**Exercise**. Every record that follows should be printed verbatim.

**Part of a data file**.
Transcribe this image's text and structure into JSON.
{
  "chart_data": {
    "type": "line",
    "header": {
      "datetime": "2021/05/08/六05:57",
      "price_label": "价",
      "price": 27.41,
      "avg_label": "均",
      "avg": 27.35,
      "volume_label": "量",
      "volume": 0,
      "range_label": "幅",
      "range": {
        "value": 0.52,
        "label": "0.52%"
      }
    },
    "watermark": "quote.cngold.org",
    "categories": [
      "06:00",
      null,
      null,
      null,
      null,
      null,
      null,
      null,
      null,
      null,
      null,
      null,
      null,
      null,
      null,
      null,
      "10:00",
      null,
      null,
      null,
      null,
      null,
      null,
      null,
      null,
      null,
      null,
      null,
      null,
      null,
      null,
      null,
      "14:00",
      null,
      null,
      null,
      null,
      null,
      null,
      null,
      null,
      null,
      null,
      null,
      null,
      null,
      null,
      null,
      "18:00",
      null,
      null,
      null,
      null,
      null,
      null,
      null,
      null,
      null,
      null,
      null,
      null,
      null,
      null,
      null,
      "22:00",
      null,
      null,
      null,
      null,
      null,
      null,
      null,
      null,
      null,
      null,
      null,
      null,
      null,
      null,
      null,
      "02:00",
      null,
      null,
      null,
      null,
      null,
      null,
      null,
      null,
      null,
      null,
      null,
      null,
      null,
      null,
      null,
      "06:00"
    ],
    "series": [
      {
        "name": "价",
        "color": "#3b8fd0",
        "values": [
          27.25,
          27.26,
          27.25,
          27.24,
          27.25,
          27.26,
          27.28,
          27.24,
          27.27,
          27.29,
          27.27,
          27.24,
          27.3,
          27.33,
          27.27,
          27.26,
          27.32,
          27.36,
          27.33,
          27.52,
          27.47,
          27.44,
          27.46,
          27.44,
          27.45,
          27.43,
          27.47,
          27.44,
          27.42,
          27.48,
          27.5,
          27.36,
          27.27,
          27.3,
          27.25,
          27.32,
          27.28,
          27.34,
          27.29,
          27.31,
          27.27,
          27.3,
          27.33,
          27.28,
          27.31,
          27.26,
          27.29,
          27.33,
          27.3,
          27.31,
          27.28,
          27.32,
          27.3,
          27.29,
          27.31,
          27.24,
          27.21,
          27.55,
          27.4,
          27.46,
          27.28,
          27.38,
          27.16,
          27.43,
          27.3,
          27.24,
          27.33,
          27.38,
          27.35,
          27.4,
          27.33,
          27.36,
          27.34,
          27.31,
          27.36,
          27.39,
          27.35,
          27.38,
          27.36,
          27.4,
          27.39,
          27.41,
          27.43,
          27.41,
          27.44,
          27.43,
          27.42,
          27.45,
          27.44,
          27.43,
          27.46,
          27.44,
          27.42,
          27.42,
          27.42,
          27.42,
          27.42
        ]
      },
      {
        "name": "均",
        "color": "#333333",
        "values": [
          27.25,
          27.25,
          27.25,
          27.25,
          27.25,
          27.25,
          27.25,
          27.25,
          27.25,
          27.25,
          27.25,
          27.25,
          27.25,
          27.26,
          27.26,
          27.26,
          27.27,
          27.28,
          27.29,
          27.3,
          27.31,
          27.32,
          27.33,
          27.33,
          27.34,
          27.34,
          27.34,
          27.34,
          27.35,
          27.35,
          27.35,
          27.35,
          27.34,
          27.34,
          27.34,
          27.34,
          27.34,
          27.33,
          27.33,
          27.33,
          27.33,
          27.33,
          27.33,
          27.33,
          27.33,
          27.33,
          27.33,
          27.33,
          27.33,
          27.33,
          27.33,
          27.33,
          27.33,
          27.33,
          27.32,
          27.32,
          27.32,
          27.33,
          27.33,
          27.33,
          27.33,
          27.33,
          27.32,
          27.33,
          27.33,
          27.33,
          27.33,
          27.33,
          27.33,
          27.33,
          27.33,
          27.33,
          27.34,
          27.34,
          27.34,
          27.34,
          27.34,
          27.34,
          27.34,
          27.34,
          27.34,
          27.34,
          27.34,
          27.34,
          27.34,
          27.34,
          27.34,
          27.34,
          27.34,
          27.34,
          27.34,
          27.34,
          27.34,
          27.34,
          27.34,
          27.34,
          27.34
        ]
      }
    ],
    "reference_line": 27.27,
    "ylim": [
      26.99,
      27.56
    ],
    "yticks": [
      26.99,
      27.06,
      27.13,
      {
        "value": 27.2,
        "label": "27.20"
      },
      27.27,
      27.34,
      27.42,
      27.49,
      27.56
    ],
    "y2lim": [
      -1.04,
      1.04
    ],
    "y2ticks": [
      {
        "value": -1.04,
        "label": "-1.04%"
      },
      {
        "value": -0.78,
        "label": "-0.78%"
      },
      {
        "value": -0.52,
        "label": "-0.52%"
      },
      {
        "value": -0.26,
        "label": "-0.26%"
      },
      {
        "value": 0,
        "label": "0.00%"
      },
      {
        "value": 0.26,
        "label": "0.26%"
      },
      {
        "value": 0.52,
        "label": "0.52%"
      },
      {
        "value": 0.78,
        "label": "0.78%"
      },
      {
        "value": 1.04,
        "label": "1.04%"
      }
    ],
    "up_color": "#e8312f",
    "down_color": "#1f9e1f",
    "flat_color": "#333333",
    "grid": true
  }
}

**The reply**.
Transcribe this image's text and structure into JSON.
{
  "chart_data": {
    "type": "line",
    "header": {
      "datetime": "2021/05/08/六05:57",
      "price_label": "价",
      "price": 27.41,
      "avg_label": "均",
      "avg": 27.35,
      "volume_label": "量",
      "volume": 0,
      "range_label": "幅",
      "range": {
        "value": 0.52,
        "label": "0.52%"
      }
    },
    "watermark": "quote.cngold.org",
    "categories": [
      "06:00",
      null,
      null,
      null,
      null,
      null,
      null,
      null,
      null,
      null,
      null,
      null,
      null,
      null,
      null,
      null,
      "10:00",
      null,
      null,
      null,
      null,
      null,
      null,
      null,
      null,
      null,
      null,
      null,
      null,
      null,
      null,
      null,
      "14:00",
      null,
      null,
      null,
      null,
      null,
      null,
      null,
      null,
      null,
      null,
      null,
      null,
      null,
      null,
      null,
      "18:00",
      null,
      null,
      null,
      null,
      null,
      null,
      null,
      null,
      null,
      null,
      null,
      null,
      null,
      null,
      null,
      "22:00",
      null,
      null,
      null,
      null,
      null,
      null,
      null,
      null,
      null,
      null,
      null,
      null,
      null,
      null,
      null,
      "02:00",
      null,
      null,
      null,
      null,
      null,
      null,
      null,
      null,
      null,
      null,
      null,
      null,
      null,
      null,
      null,
      "06:00"
    ],
    "series": [
      {
        "name": "价",
        "color": "#3b8fd0",
        "values": [
          27.25,
          27.26,
          27.25,
          27.24,
          27.25,
          27.26,
          27.28,
          27.24,
          27.27,
          27.29,
          27.27,
          27.24,
          27.3,
          27.33,
          27.27,
          27.26,
          27.32,
          27.36,
          27.33,
          27.52,
          27.47,
          27.44,
          27.46,
          27.44,
          27.45,
          27.43,
          27.47,
          27.44,
          27.42,
          27.48,
          27.5,
          27.36,
          27.27,
          27.3,
          27.25,
          27.32,
          27.28,
          27.34,
          27.29,
          27.31,
          27.27,
          27.3,
          27.33,
          27.28,
          27.31,
          27.26,
          27.29,
          27.33,
          27.3,
          27.31,
          27.28,
          27.32,
          27.3,
          27.29,
          27.31,
          27.24,
          27.21,
          27.55,
          27.4,
          27.46,
          27.28,
          27.38,
          27.16,
          27.43,
          27.3,
          27.24,
          27.33,
          27.38,
          27.35,
          27.4,
          27.33,
          27.36,
          27.34,
          27.31,
          27.36,
          27.39,
          27.35,
          27.38,
          27.36,
          27.4,
          27.39,
          27.41,
          27.43,
          27.41,
          27.44,
          27.43,
          27.42,
          27.45,
          27.44,
          27.43,
          27.46,
          27.44,
          27.42,
          27.42,
          27.42,
          27.42,
          27.42
        ]
      },
      {
        "name": "均",
        "color": "#333333",
        "values": [
          27.25,
          27.25,
          27.25,
          27.25,
          27.25,
          27.25,
          27.25,
          27.25,
          27.25,
          27.25,
          27.25,
          27.25,
          27.25,
          27.26,
          27.26,
          27.26,
          27.27,
          27.28,
          27.29,
          27.3,
          27.31,
          27.32,
          27.33,
          27.33,
          27.34,
          27.34,
          27.34,
          27.34,
          27.35,
          27.35,
          27.35,
          27.35,
          27.34,
          27.34,
          27.34,
          27.34,
          27.34,
          27.33,
          27.33,
          27.33,
          27.33,
          27.33,
          27.33,
          27.33,
          27.33,
          27.33,
          27.33,
          27.33,
          27.33,
          27.33,
          27.33,
          27.33,
          27.33,
          27.33,
          27.32,
          27.32,
          27.32,
          27.33,
          27.33,
          27.33,
          27.33,
          27.33,
          27.32,
          27.33,
          27.33,
          27.33,
          27.33,
          27.33,
          27.33,
          27.33,
          27.33,
          27.33,
          27.34,
          27.34,
          27.34,
          27.34,
          27.34,
          27.34,
          27.34,
          27.34,
          27.34,
          27.34,
          27.34,
          27.34,
          27.34,
          27.34,
          27.34,
          27.34,
          27.34,
          27.34,
          27.34,
          27.34,
          27.34,
          27.34,
          27.34,
          27.34,
          27.34
        ]
      }
    ],
    "reference_line": 27.27,
    "ylim": [
      26.99,
      27.56
    ],
    "yticks": [
      26.99,
      27.06,
      27.13,
      {
        "value": 27.2,
        "label": "27.20"
      },
      27.27,
      27.34,
      27.42,
      27.49,
      27.56
    ],
    "y2lim": [
      -1.04,
      1.04
    ],
    "y2ticks": [
      {
        "value": -1.04,
        "label": "-1.04%"
      },
      {
        "value": -0.78,
        "label": "-0.78%"
      },
      {
        "value": -0.52,
        "label": "-0.52%"
      },
      {
        "value": -0.26,
        "label": "-0.26%"
      },
      {
        "value": 0,
        "label": "0.00%"
      },
      {
        "value": 0.26,
        "label": "0.26%"
      },
      {
        "value": 0.52,
        "label": "0.52%"
      },
      {
        "value": 0.78,
        "label": "0.78%"
      },
      {
        "value": 1.04,
        "label": "1.04%"
      }
    ],
    "up_color": "#e8312f",
    "down_color": "#1f9e1f",
    "flat_color": "#333333",
    "grid": true
  }
}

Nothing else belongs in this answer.